(Records from a dataset)

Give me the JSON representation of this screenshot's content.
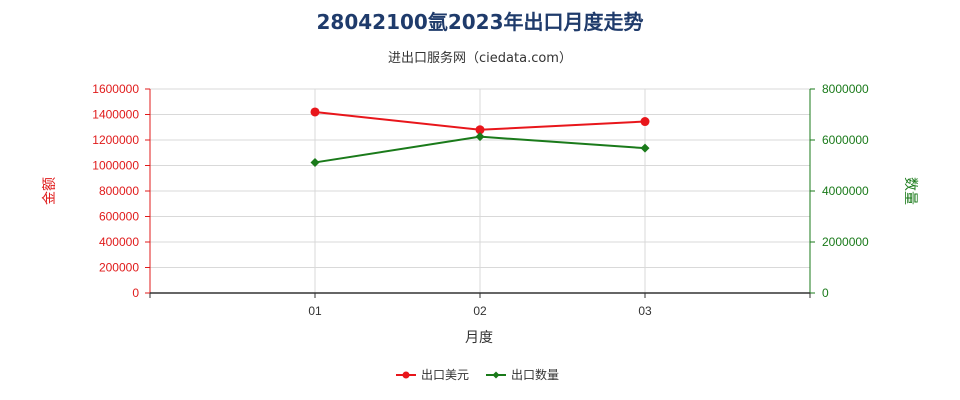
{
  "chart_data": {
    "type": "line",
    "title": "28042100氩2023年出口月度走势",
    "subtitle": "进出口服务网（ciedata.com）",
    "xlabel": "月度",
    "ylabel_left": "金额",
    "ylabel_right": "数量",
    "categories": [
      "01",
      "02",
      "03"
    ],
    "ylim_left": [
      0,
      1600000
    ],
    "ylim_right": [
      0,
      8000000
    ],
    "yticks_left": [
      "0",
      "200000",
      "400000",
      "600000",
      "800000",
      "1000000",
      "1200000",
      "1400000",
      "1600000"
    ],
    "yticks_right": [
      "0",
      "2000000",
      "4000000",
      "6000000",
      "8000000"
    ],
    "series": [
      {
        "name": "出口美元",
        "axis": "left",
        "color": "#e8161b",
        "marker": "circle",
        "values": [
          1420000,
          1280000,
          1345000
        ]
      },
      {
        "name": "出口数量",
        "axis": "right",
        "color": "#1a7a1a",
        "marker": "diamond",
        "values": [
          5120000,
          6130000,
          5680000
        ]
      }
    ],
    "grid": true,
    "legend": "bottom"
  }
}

**Exercise instructions:**
In your copy of the listing above, reproduce each line exactly and omit all pictures.

**Exercise answer:**
Give me the JSON representation of this screenshot's content.
{
  "chart_data": {
    "type": "line",
    "title": "28042100氩2023年出口月度走势",
    "subtitle": "进出口服务网（ciedata.com）",
    "xlabel": "月度",
    "ylabel_left": "金额",
    "ylabel_right": "数量",
    "categories": [
      "01",
      "02",
      "03"
    ],
    "ylim_left": [
      0,
      1600000
    ],
    "ylim_right": [
      0,
      8000000
    ],
    "yticks_left": [
      "0",
      "200000",
      "400000",
      "600000",
      "800000",
      "1000000",
      "1200000",
      "1400000",
      "1600000"
    ],
    "yticks_right": [
      "0",
      "2000000",
      "4000000",
      "6000000",
      "8000000"
    ],
    "series": [
      {
        "name": "出口美元",
        "axis": "left",
        "color": "#e8161b",
        "marker": "circle",
        "values": [
          1420000,
          1280000,
          1345000
        ]
      },
      {
        "name": "出口数量",
        "axis": "right",
        "color": "#1a7a1a",
        "marker": "diamond",
        "values": [
          5120000,
          6130000,
          5680000
        ]
      }
    ],
    "grid": true,
    "legend": "bottom"
  }
}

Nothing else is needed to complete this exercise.